What to work on: Every picture stays out; everything else in the listing below is to be returned exactly.

Extracted data:
•••
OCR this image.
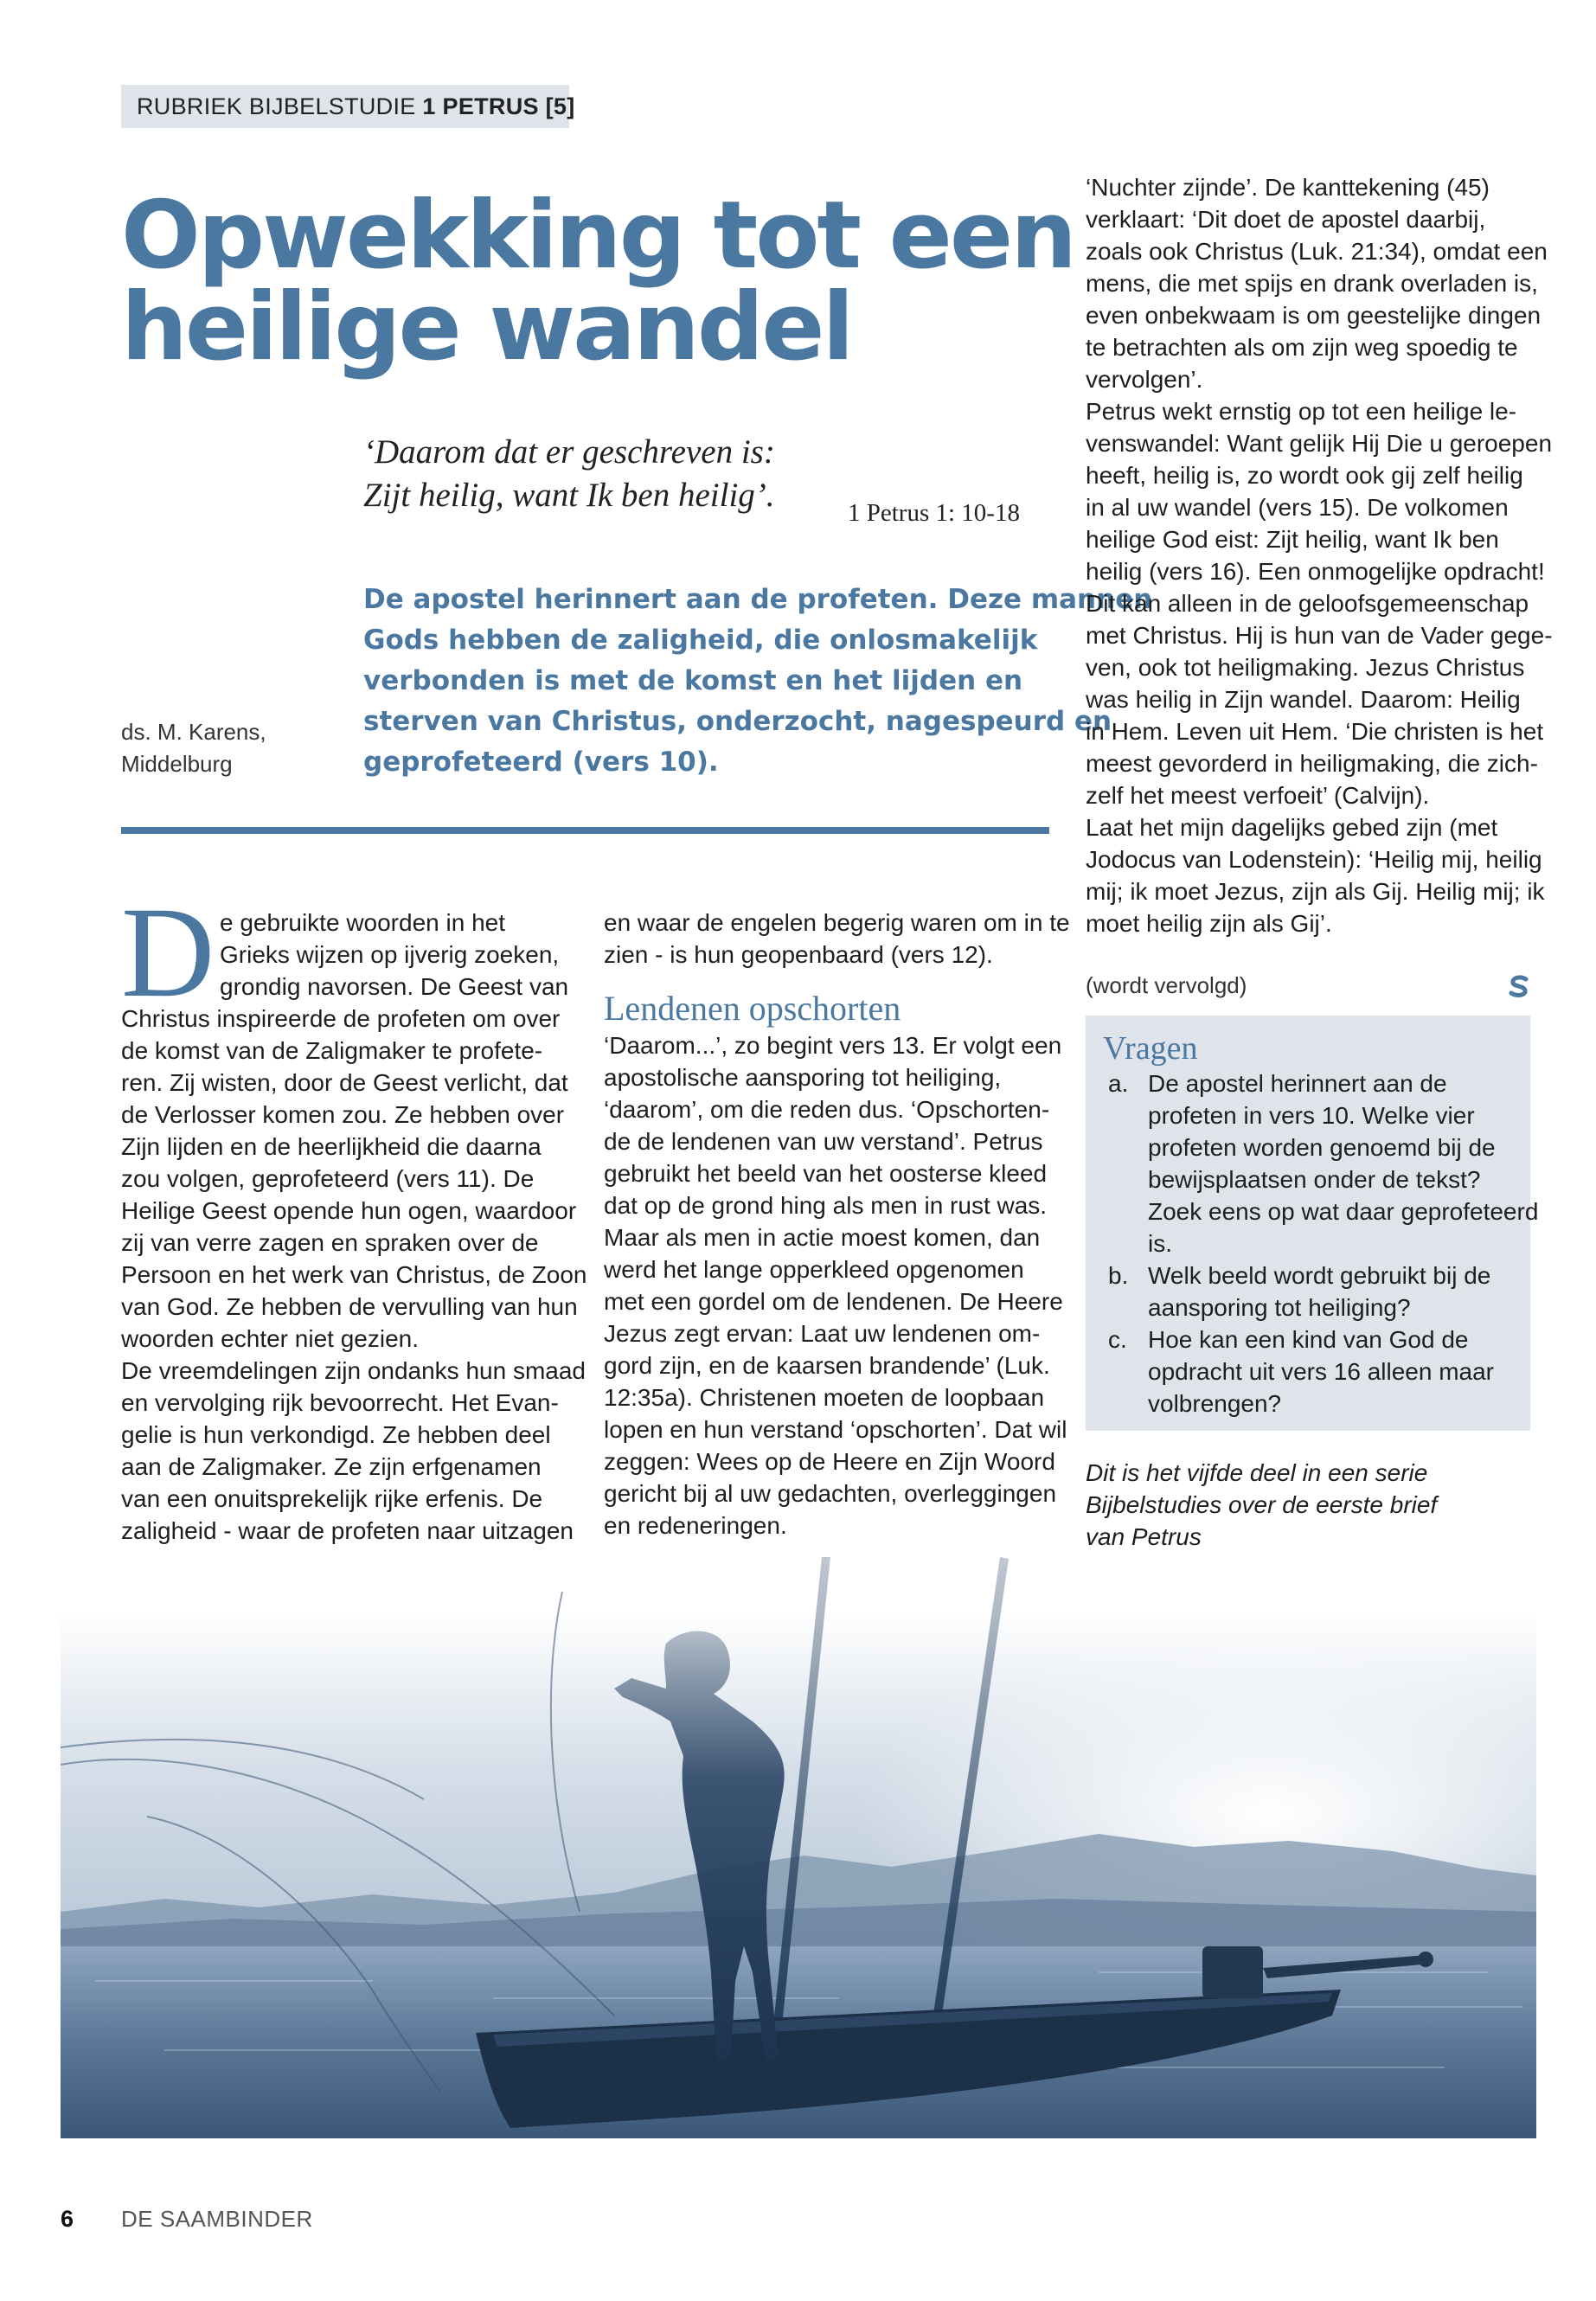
RUBRIEK BIJBELSTUDIE 1 PETRUS [5]
Opwekking tot een
heilige wandel
‘Daarom dat er geschreven is:
Zijt heilig, want Ik ben heilig’.	1 Petrus 1: 10-18
De apostel herinnert aan de profeten. Deze mannen
Gods hebben de zaligheid, die onlosmakelijk
verbonden is met de komst en het lijden en
sterven van Christus, onderzocht, nagespeurd en
geprofeteerd (vers 10).
ds. M. Karens,
Middelburg
D e gebruikte woorden in het
Grieks wijzen op ijverig zoeken,
grondig navorsen. De Geest van
Christus inspireerde de profeten om over
de komst van de Zaligmaker te profete-
ren. Zij wisten, door de Geest verlicht, dat
de Verlosser komen zou. Ze hebben over
Zijn lijden en de heerlijkheid die daarna
zou volgen, geprofeteerd (vers 11). De
Heilige Geest opende hun ogen, waardoor
zij van verre zagen en spraken over de
Persoon en het werk van Christus, de Zoon
van God. Ze hebben de vervulling van hun
woorden echter niet gezien.
De vreemdelingen zijn ondanks hun smaad
en vervolging rijk bevoorrecht. Het Evan-
gelie is hun verkondigd. Ze hebben deel
aan de Zaligmaker. Ze zijn erfgenamen
van een onuitsprekelijk rijke erfenis. De
zaligheid - waar de profeten naar uitzagen
en waar de engelen begerig waren om in te
zien - is hun geopenbaard (vers 12).
Lendenen opschorten
‘Daarom...’, zo begint vers 13. Er volgt een
apostolische aansporing tot heiliging,
‘daarom’, om die reden dus. ‘Opschorten-
de de lendenen van uw verstand’. Petrus
gebruikt het beeld van het oosterse kleed
dat op de grond hing als men in rust was.
Maar als men in actie moest komen, dan
werd het lange opperkleed opgenomen
met een gordel om de lendenen. De Heere
Jezus zegt ervan: Laat uw lendenen om-
gord zijn, en de kaarsen brandende’ (Luk.
12:35a). Christenen moeten de loopbaan
lopen en hun verstand ‘opschorten’. Dat wil
zeggen: Wees op de Heere en Zijn Woord
gericht bij al uw gedachten, overleggingen
en redeneringen.
‘Nuchter zijnde’. De kanttekening (45)
verklaart: ‘Dit doet de apostel daarbij,
zoals ook Christus (Luk. 21:34), omdat een
mens, die met spijs en drank overladen is,
even onbekwaam is om geestelijke dingen
te betrachten als om zijn weg spoedig te
vervolgen’.
Petrus wekt ernstig op tot een heilige le-
venswandel: Want gelijk Hij Die u geroepen
heeft, heilig is, zo wordt ook gij zelf heilig
in al uw wandel (vers 15). De volkomen
heilige God eist: Zijt heilig, want Ik ben
heilig (vers 16). Een onmogelijke opdracht!
Dit kan alleen in de geloofsgemeenschap
met Christus. Hij is hun van de Vader gege-
ven, ook tot heiligmaking. Jezus Christus
was heilig in Zijn wandel. Daarom: Heilig
in Hem. Leven uit Hem. ‘Die christen is het
meest gevorderd in heiligmaking, die zich-
zelf het meest verfoeit’ (Calvijn).
Laat het mijn dagelijks gebed zijn (met
Jodocus van Lodenstein): ‘Heilig mij, heilig
mij; ik moet Jezus, zijn als Gij. Heilig mij; ik
moet heilig zijn als Gij’.
(wordt vervolgd)
Vragen
a. De apostel herinnert aan de
profeten in vers 10. Welke vier
profeten worden genoemd bij de
bewijsplaatsen onder de tekst?
Zoek eens op wat daar geprofeteerd
is.
b. Welk beeld wordt gebruikt bij de
aansporing tot heiliging?
c. Hoe kan een kind van God de
opdracht uit vers 16 alleen maar
volbrengen?
Dit is het vijfde deel in een serie
Bijbelstudies over de eerste brief
van Petrus
6 DE SAAMBINDER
•••
Answer box:
OCR this image.
RUBRIEK BIJBELSTUDIE 1 PETRUS [5]
Opwekking tot een
heilige wandel
‘Daarom dat er geschreven is:
Zijt heilig, want Ik ben heilig’.	1 Petrus 1: 10-18
De apostel herinnert aan de profeten. Deze mannen
Gods hebben de zaligheid, die onlosmakelijk
verbonden is met de komst en het lijden en
sterven van Christus, onderzocht, nagespeurd en
geprofeteerd (vers 10).
ds. M. Karens,
Middelburg
D e gebruikte woorden in het
Grieks wijzen op ijverig zoeken,
grondig navorsen. De Geest van
Christus inspireerde de profeten om over
de komst van de Zaligmaker te profete-
ren. Zij wisten, door de Geest verlicht, dat
de Verlosser komen zou. Ze hebben over
Zijn lijden en de heerlijkheid die daarna
zou volgen, geprofeteerd (vers 11). De
Heilige Geest opende hun ogen, waardoor
zij van verre zagen en spraken over de
Persoon en het werk van Christus, de Zoon
van God. Ze hebben de vervulling van hun
woorden echter niet gezien.
De vreemdelingen zijn ondanks hun smaad
en vervolging rijk bevoorrecht. Het Evan-
gelie is hun verkondigd. Ze hebben deel
aan de Zaligmaker. Ze zijn erfgenamen
van een onuitsprekelijk rijke erfenis. De
zaligheid - waar de profeten naar uitzagen
en waar de engelen begerig waren om in te
zien - is hun geopenbaard (vers 12).
Lendenen opschorten
‘Daarom...’, zo begint vers 13. Er volgt een
apostolische aansporing tot heiliging,
‘daarom’, om die reden dus. ‘Opschorten-
de de lendenen van uw verstand’. Petrus
gebruikt het beeld van het oosterse kleed
dat op de grond hing als men in rust was.
Maar als men in actie moest komen, dan
werd het lange opperkleed opgenomen
met een gordel om de lendenen. De Heere
Jezus zegt ervan: Laat uw lendenen om-
gord zijn, en de kaarsen brandende’ (Luk.
12:35a). Christenen moeten de loopbaan
lopen en hun verstand ‘opschorten’. Dat wil
zeggen: Wees op de Heere en Zijn Woord
gericht bij al uw gedachten, overleggingen
en redeneringen.
‘Nuchter zijnde’. De kanttekening (45)
verklaart: ‘Dit doet de apostel daarbij,
zoals ook Christus (Luk. 21:34), omdat een
mens, die met spijs en drank overladen is,
even onbekwaam is om geestelijke dingen
te betrachten als om zijn weg spoedig te
vervolgen’.
Petrus wekt ernstig op tot een heilige le-
venswandel: Want gelijk Hij Die u geroepen
heeft, heilig is, zo wordt ook gij zelf heilig
in al uw wandel (vers 15). De volkomen
heilige God eist: Zijt heilig, want Ik ben
heilig (vers 16). Een onmogelijke opdracht!
Dit kan alleen in de geloofsgemeenschap
met Christus. Hij is hun van de Vader gege-
ven, ook tot heiligmaking. Jezus Christus
was heilig in Zijn wandel. Daarom: Heilig
in Hem. Leven uit Hem. ‘Die christen is het
meest gevorderd in heiligmaking, die zich-
zelf het meest verfoeit’ (Calvijn).
Laat het mijn dagelijks gebed zijn (met
Jodocus van Lodenstein): ‘Heilig mij, heilig
mij; ik moet Jezus, zijn als Gij. Heilig mij; ik
moet heilig zijn als Gij’.
(wordt vervolgd)
Vragen
a. De apostel herinnert aan de
profeten in vers 10. Welke vier
profeten worden genoemd bij de
bewijsplaatsen onder de tekst?
Zoek eens op wat daar geprofeteerd
is.
b. Welk beeld wordt gebruikt bij de
aansporing tot heiliging?
c. Hoe kan een kind van God de
opdracht uit vers 16 alleen maar
volbrengen?
Dit is het vijfde deel in een serie
Bijbelstudies over de eerste brief
van Petrus
6 DE SAAMBINDER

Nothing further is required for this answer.